Data for this task:
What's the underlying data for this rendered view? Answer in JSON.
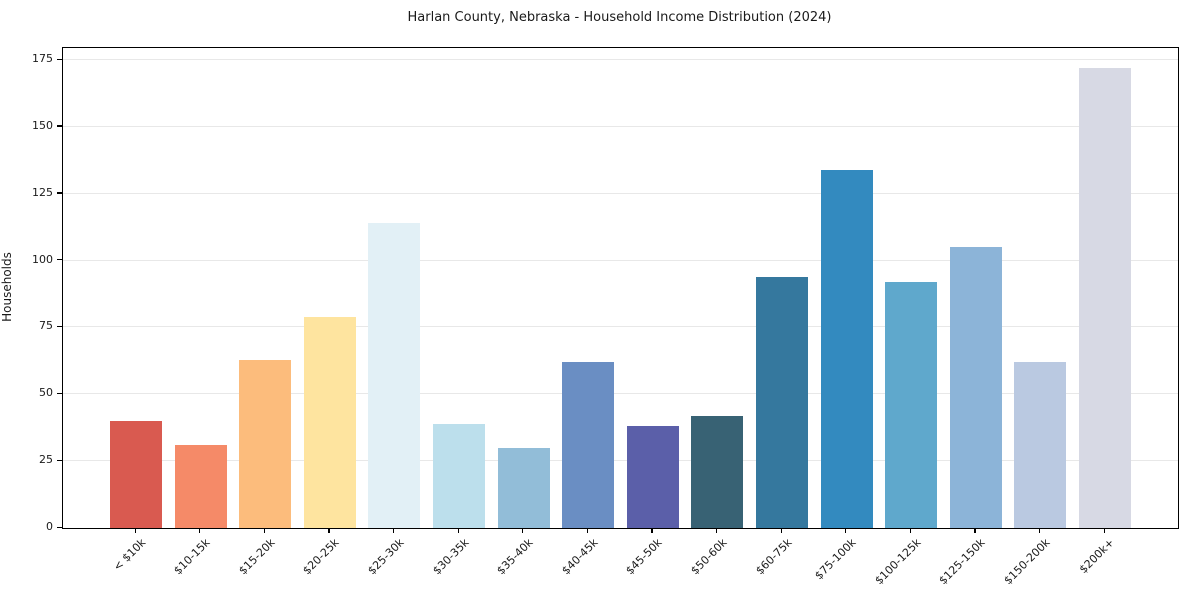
{
  "chart_data": {
    "type": "bar",
    "title": "Harlan County, Nebraska - Household Income Distribution (2024)",
    "xlabel": "",
    "ylabel": "Households",
    "ylim": [
      0,
      180
    ],
    "y_ticks": [
      0,
      25,
      50,
      75,
      100,
      125,
      150,
      175
    ],
    "grid": "horizontal",
    "legend": "none",
    "categories": [
      "< $10k",
      "$10-15k",
      "$15-20k",
      "$20-25k",
      "$25-30k",
      "$30-35k",
      "$35-40k",
      "$40-45k",
      "$45-50k",
      "$50-60k",
      "$60-75k",
      "$75-100k",
      "$100-125k",
      "$125-150k",
      "$150-200k",
      "$200k+"
    ],
    "values": [
      40,
      31,
      63,
      79,
      114,
      39,
      30,
      62,
      38,
      42,
      94,
      134,
      92,
      105,
      62,
      172
    ],
    "bar_colors": [
      "#d95a50",
      "#f58a68",
      "#fcbc7c",
      "#fee49f",
      "#e2f0f6",
      "#bcdfec",
      "#92bdd8",
      "#6a8ec3",
      "#5b5fa9",
      "#386274",
      "#35789e",
      "#338abf",
      "#5fa8cc",
      "#8cb4d8",
      "#bac9e1",
      "#d7d9e4"
    ],
    "colors": {
      "axis_spine": "#000000",
      "grid_line": "#e8e8e8",
      "text": "#1a1a1a",
      "background": "#ffffff"
    }
  }
}
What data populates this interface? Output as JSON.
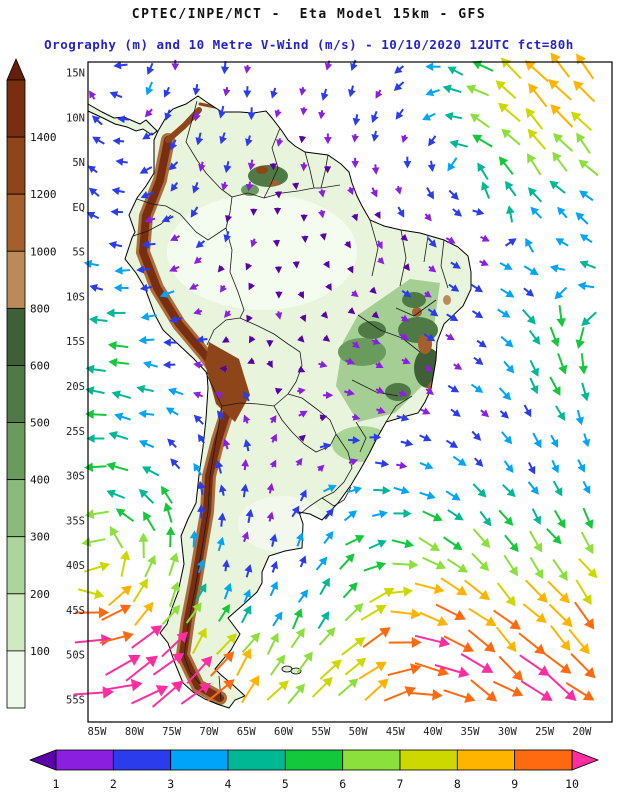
{
  "header": {
    "title1": "CPTEC/INPE/MCT -  Eta Model 15km - GFS",
    "title2": "Orography (m) and 10 Metre V-Wind (m/s) - 10/10/2020 12UTC fct=80h",
    "title2_color": "#2222cc"
  },
  "map": {
    "lat_labels": [
      "15N",
      "10N",
      "5N",
      "EQ",
      "5S",
      "10S",
      "15S",
      "20S",
      "25S",
      "30S",
      "35S",
      "40S",
      "45S",
      "50S",
      "55S"
    ],
    "lon_labels": [
      "85W",
      "80W",
      "75W",
      "70W",
      "65W",
      "60W",
      "55W",
      "50W",
      "45W",
      "40W",
      "35W",
      "30W",
      "25W",
      "20W"
    ]
  },
  "orography_scale": {
    "labels": [
      "1400",
      "1200",
      "1000",
      "800",
      "600",
      "500",
      "400",
      "300",
      "200",
      "100"
    ],
    "arrow_color": "#641e0a",
    "colors": [
      "#7a2e10",
      "#8f451a",
      "#a45f2c",
      "#bc8a58",
      "#3f5f37",
      "#4f7a45",
      "#699c5c",
      "#8abb7c",
      "#abd59c",
      "#cfeac0",
      "#eff9e9"
    ]
  },
  "wind_scale": {
    "labels": [
      "1",
      "2",
      "3",
      "4",
      "5",
      "6",
      "7",
      "8",
      "9",
      "10"
    ],
    "below_color": "#5a00a8",
    "above_color": "#ff2ea0",
    "colors": [
      "#8a1fe0",
      "#2a3cec",
      "#00a4f8",
      "#00b894",
      "#14c83c",
      "#8ce03c",
      "#ccd800",
      "#ffb400",
      "#ff6a10"
    ]
  }
}
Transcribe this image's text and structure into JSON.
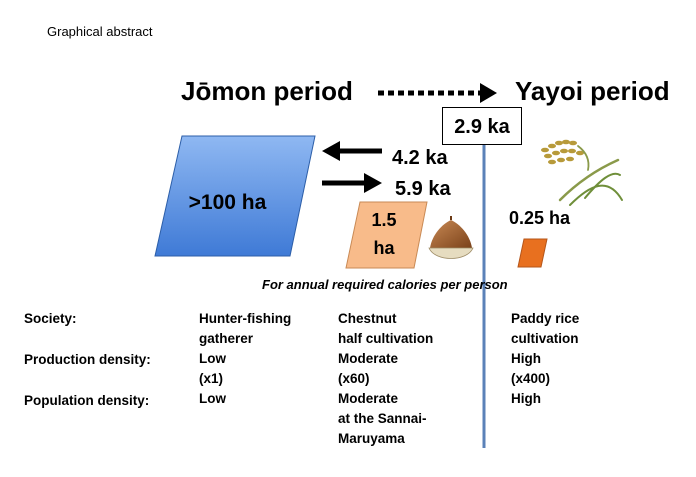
{
  "header": "Graphical abstract",
  "periods": {
    "left": "Jōmon period",
    "right": "Yayoi period"
  },
  "transition_box": "2.9 ka",
  "arrows": {
    "upper": "4.2 ka",
    "lower": "5.9 ka"
  },
  "areas": {
    "large": ">100 ha",
    "chestnut_line1": "1.5",
    "chestnut_line2": "ha",
    "rice": "0.25 ha"
  },
  "colors": {
    "blue": "#5b93e3",
    "peach": "#f8bb8a",
    "orange": "#e8701f",
    "divider": "#5b82b8"
  },
  "icons": [
    "chestnut-icon",
    "rice-plant-icon"
  ],
  "note": "For annual required calories per person",
  "table": {
    "row_labels": [
      "Society:",
      "Production density:",
      "Population density:"
    ],
    "columns": [
      [
        "Hunter-fishing",
        "gatherer",
        "Low",
        "(x1)",
        "Low"
      ],
      [
        "Chestnut",
        "half cultivation",
        "Moderate",
        "(x60)",
        "Moderate",
        "at the Sannai-",
        "Maruyama"
      ],
      [
        "Paddy rice",
        "cultivation",
        "High",
        "(x400)",
        "High"
      ]
    ]
  }
}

Task instructions: Extract only the lines from the line containing "Transcribe this image's" through the final line of the listing above, unchanged; pictures stay out of the copy.

Task result:
Transcribe this image's text and structure into JSON.
{
  "header": "Graphical abstract",
  "periods": {
    "left": "Jōmon period",
    "right": "Yayoi period"
  },
  "transition_box": "2.9 ka",
  "arrows": {
    "upper": "4.2 ka",
    "lower": "5.9 ka"
  },
  "areas": {
    "large": ">100 ha",
    "chestnut_line1": "1.5",
    "chestnut_line2": "ha",
    "rice": "0.25 ha"
  },
  "colors": {
    "blue": "#5b93e3",
    "peach": "#f8bb8a",
    "orange": "#e8701f",
    "divider": "#5b82b8"
  },
  "icons": [
    "chestnut-icon",
    "rice-plant-icon"
  ],
  "note": "For annual required calories per person",
  "table": {
    "row_labels": [
      "Society:",
      "Production density:",
      "Population density:"
    ],
    "columns": [
      [
        "Hunter-fishing",
        "gatherer",
        "Low",
        "(x1)",
        "Low"
      ],
      [
        "Chestnut",
        "half cultivation",
        "Moderate",
        "(x60)",
        "Moderate",
        "at the Sannai-",
        "Maruyama"
      ],
      [
        "Paddy rice",
        "cultivation",
        "High",
        "(x400)",
        "High"
      ]
    ]
  }
}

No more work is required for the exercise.